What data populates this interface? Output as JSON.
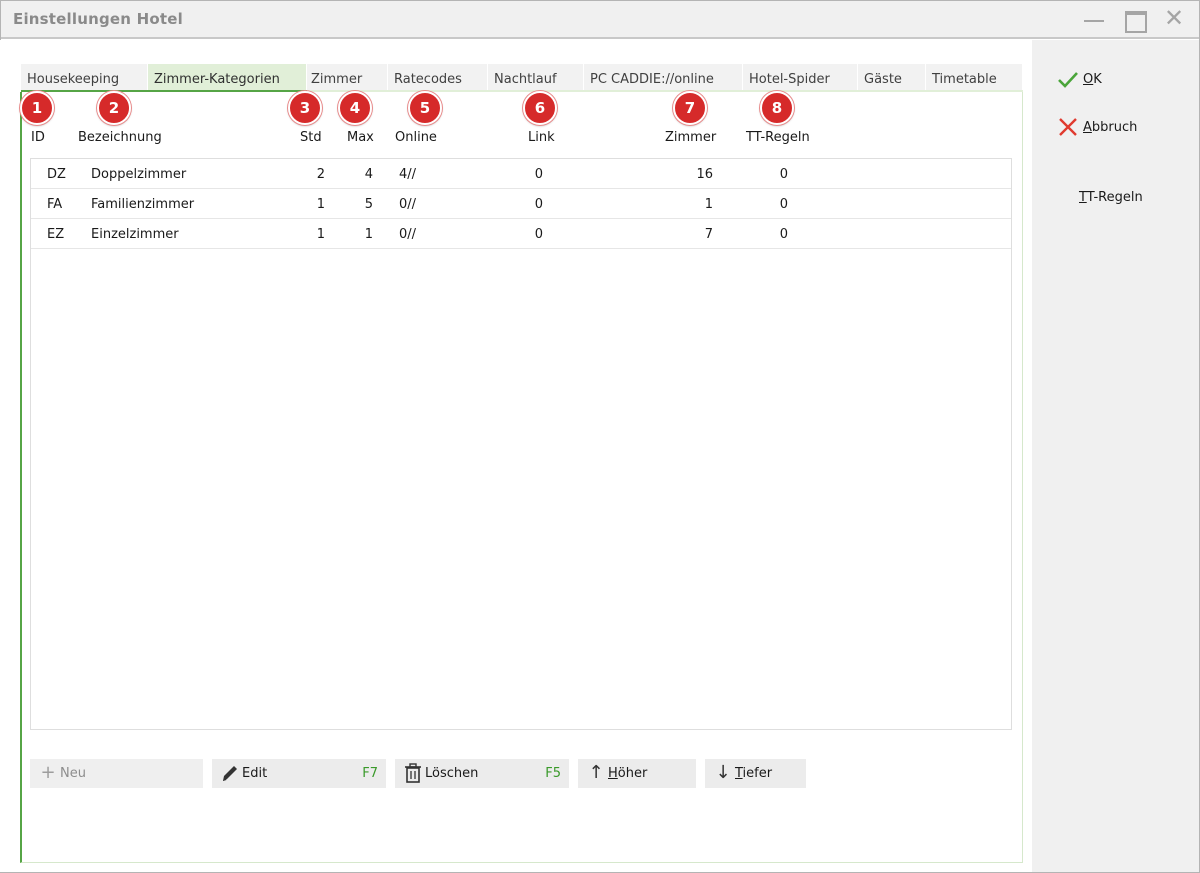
{
  "window": {
    "title": "Einstellungen Hotel"
  },
  "tabs": [
    {
      "label": "Housekeeping"
    },
    {
      "label": "Zimmer-Kategorien"
    },
    {
      "label": "Zimmer"
    },
    {
      "label": "Ratecodes"
    },
    {
      "label": "Nachtlauf"
    },
    {
      "label": "PC CADDIE://online"
    },
    {
      "label": "Hotel-Spider"
    },
    {
      "label": "Gäste"
    },
    {
      "label": "Timetable"
    }
  ],
  "active_tab": "Zimmer-Kategorien",
  "badges": [
    "1",
    "2",
    "3",
    "4",
    "5",
    "6",
    "7",
    "8"
  ],
  "columns": [
    "ID",
    "Bezeichnung",
    "Std",
    "Max",
    "Online",
    "Link",
    "Zimmer",
    "TT-Regeln"
  ],
  "rows": [
    {
      "id": "DZ",
      "name": "Doppelzimmer",
      "std": "2",
      "max": "4",
      "online": "4//",
      "link": "0",
      "zimmer": "16",
      "tt": "0"
    },
    {
      "id": "FA",
      "name": "Familienzimmer",
      "std": "1",
      "max": "5",
      "online": "0//",
      "link": "0",
      "zimmer": "1",
      "tt": "0"
    },
    {
      "id": "EZ",
      "name": "Einzelzimmer",
      "std": "1",
      "max": "1",
      "online": "0//",
      "link": "0",
      "zimmer": "7",
      "tt": "0"
    }
  ],
  "toolbar": {
    "new_label": "Neu",
    "edit_label": "Edit",
    "edit_key": "F7",
    "delete_label": "Löschen",
    "delete_key": "F5",
    "up_label_first": "H",
    "up_label_rest": "öher",
    "down_label_first": "T",
    "down_label_rest": "iefer"
  },
  "side": {
    "ok_first": "O",
    "ok_rest": "K",
    "cancel_first": "A",
    "cancel_rest": "bbruch",
    "tt_first": "T",
    "tt_rest": "T-Regeln"
  },
  "colors": {
    "accent_green": "#56a546",
    "badge_red": "#d62a2a",
    "active_tab_bg": "#e1efd8",
    "hotkey_green": "#3a9a2a"
  }
}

> [The request] Print the complete listing exactly, apart from any pictures.

> [Exercise output]
What data populates this interface? Output as JSON.
{
  "window": {
    "title": "Einstellungen Hotel"
  },
  "tabs": [
    {
      "label": "Housekeeping"
    },
    {
      "label": "Zimmer-Kategorien"
    },
    {
      "label": "Zimmer"
    },
    {
      "label": "Ratecodes"
    },
    {
      "label": "Nachtlauf"
    },
    {
      "label": "PC CADDIE://online"
    },
    {
      "label": "Hotel-Spider"
    },
    {
      "label": "Gäste"
    },
    {
      "label": "Timetable"
    }
  ],
  "active_tab": "Zimmer-Kategorien",
  "badges": [
    "1",
    "2",
    "3",
    "4",
    "5",
    "6",
    "7",
    "8"
  ],
  "columns": [
    "ID",
    "Bezeichnung",
    "Std",
    "Max",
    "Online",
    "Link",
    "Zimmer",
    "TT-Regeln"
  ],
  "rows": [
    {
      "id": "DZ",
      "name": "Doppelzimmer",
      "std": "2",
      "max": "4",
      "online": "4//",
      "link": "0",
      "zimmer": "16",
      "tt": "0"
    },
    {
      "id": "FA",
      "name": "Familienzimmer",
      "std": "1",
      "max": "5",
      "online": "0//",
      "link": "0",
      "zimmer": "1",
      "tt": "0"
    },
    {
      "id": "EZ",
      "name": "Einzelzimmer",
      "std": "1",
      "max": "1",
      "online": "0//",
      "link": "0",
      "zimmer": "7",
      "tt": "0"
    }
  ],
  "toolbar": {
    "new_label": "Neu",
    "edit_label": "Edit",
    "edit_key": "F7",
    "delete_label": "Löschen",
    "delete_key": "F5",
    "up_label_first": "H",
    "up_label_rest": "öher",
    "down_label_first": "T",
    "down_label_rest": "iefer"
  },
  "side": {
    "ok_first": "O",
    "ok_rest": "K",
    "cancel_first": "A",
    "cancel_rest": "bbruch",
    "tt_first": "T",
    "tt_rest": "T-Regeln"
  },
  "colors": {
    "accent_green": "#56a546",
    "badge_red": "#d62a2a",
    "active_tab_bg": "#e1efd8",
    "hotkey_green": "#3a9a2a"
  }
}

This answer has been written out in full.